(Saved data entries)
--------------------------------------------------

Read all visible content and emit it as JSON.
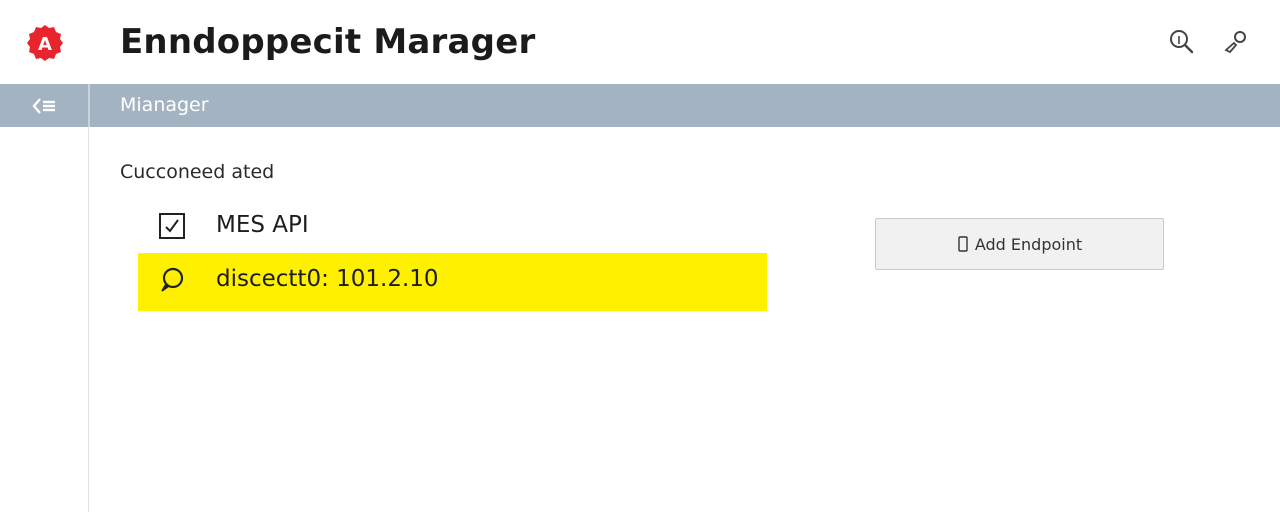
{
  "header": {
    "logo_letter": "A",
    "title": "Enndoppecit Marager",
    "search_icon": "search-icon",
    "user_icon": "user-icon"
  },
  "subbar": {
    "title": "Mianager",
    "collapse_icon": "collapse-icon"
  },
  "main": {
    "section_label": "Cucconeed ated",
    "endpoints": [
      {
        "label": "MES API",
        "icon": "checkbox-checked-icon",
        "highlighted": false
      },
      {
        "label": "discectt0: 101.2.10",
        "icon": "chat-bubble-icon",
        "highlighted": true
      }
    ],
    "add_button_label": "Add Endpoint",
    "add_button_icon": "bracket-icon"
  },
  "colors": {
    "logo": "#e8252d",
    "subbar": "#a3b3c1",
    "highlight": "#fff000",
    "button_bg": "#f1f1f1"
  }
}
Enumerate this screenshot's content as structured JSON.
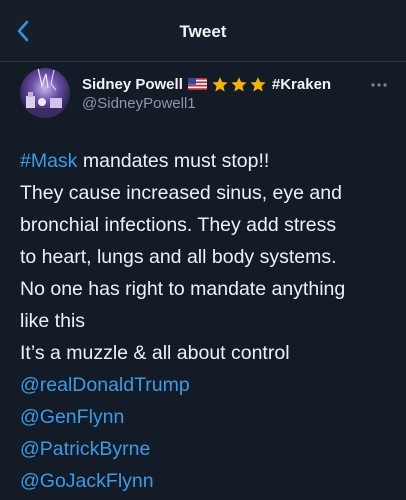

--------------------------------------------------

# [WRITTEN TASK]
Repeat the material above word for word and skip every image in it.

# [FINISHED TASK]
Read all visible content and emit it as JSON.
{
  "header": {
    "logo_letter": "A",
    "title": "Enndoppecit Marager",
    "search_icon": "search-icon",
    "user_icon": "user-icon"
  },
  "subbar": {
    "title": "Mianager",
    "collapse_icon": "collapse-icon"
  },
  "main": {
    "section_label": "Cucconeed ated",
    "endpoints": [
      {
        "label": "MES API",
        "icon": "checkbox-checked-icon",
        "highlighted": false
      },
      {
        "label": "discectt0: 101.2.10",
        "icon": "chat-bubble-icon",
        "highlighted": true
      }
    ],
    "add_button_label": "Add Endpoint",
    "add_button_icon": "bracket-icon"
  },
  "colors": {
    "logo": "#e8252d",
    "subbar": "#a3b3c1",
    "highlight": "#fff000",
    "button_bg": "#f1f1f1"
  }
}
Enumerate this screenshot's content as structured JSON.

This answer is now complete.